#### Exercise directions
Reproduce all records exactly.

====== Task inputs

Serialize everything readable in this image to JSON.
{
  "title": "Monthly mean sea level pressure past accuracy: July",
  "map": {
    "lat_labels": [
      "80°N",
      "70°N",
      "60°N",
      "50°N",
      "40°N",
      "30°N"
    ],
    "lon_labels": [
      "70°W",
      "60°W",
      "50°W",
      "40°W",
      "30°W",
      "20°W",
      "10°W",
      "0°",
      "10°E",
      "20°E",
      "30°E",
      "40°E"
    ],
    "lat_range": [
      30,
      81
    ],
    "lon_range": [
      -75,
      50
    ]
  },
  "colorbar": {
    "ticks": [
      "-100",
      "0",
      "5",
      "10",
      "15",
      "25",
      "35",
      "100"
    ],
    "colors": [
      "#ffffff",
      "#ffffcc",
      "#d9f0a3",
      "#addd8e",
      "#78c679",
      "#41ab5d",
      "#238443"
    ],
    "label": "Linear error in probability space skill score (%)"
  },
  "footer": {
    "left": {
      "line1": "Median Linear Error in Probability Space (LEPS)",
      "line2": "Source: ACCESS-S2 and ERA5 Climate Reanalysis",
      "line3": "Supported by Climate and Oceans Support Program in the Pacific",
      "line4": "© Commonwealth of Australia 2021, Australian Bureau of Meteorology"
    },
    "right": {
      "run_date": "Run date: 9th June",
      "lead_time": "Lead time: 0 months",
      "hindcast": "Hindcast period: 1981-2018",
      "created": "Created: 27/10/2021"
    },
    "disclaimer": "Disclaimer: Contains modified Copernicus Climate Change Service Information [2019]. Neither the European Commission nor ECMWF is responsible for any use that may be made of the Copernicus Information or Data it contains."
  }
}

============

#### Reply to the task
Serialize everything readable in this image to JSON.
{
  "title": "Monthly mean sea level pressure past accuracy: July",
  "map": {
    "lat_labels": [
      "80°N",
      "70°N",
      "60°N",
      "50°N",
      "40°N",
      "30°N"
    ],
    "lon_labels": [
      "70°W",
      "60°W",
      "50°W",
      "40°W",
      "30°W",
      "20°W",
      "10°W",
      "0°",
      "10°E",
      "20°E",
      "30°E",
      "40°E"
    ],
    "lat_range": [
      30,
      81
    ],
    "lon_range": [
      -75,
      50
    ]
  },
  "colorbar": {
    "ticks": [
      "-100",
      "0",
      "5",
      "10",
      "15",
      "25",
      "35",
      "100"
    ],
    "colors": [
      "#ffffff",
      "#ffffcc",
      "#d9f0a3",
      "#addd8e",
      "#78c679",
      "#41ab5d",
      "#238443"
    ],
    "label": "Linear error in probability space skill score (%)"
  },
  "footer": {
    "left": {
      "line1": "Median Linear Error in Probability Space (LEPS)",
      "line2": "Source: ACCESS-S2 and ERA5 Climate Reanalysis",
      "line3": "Supported by Climate and Oceans Support Program in the Pacific",
      "line4": "© Commonwealth of Australia 2021, Australian Bureau of Meteorology"
    },
    "right": {
      "run_date": "Run date: 9th June",
      "lead_time": "Lead time: 0 months",
      "hindcast": "Hindcast period: 1981-2018",
      "created": "Created: 27/10/2021"
    },
    "disclaimer": "Disclaimer: Contains modified Copernicus Climate Change Service Information [2019]. Neither the European Commission nor ECMWF is responsible for any use that may be made of the Copernicus Information or Data it contains."
  }
}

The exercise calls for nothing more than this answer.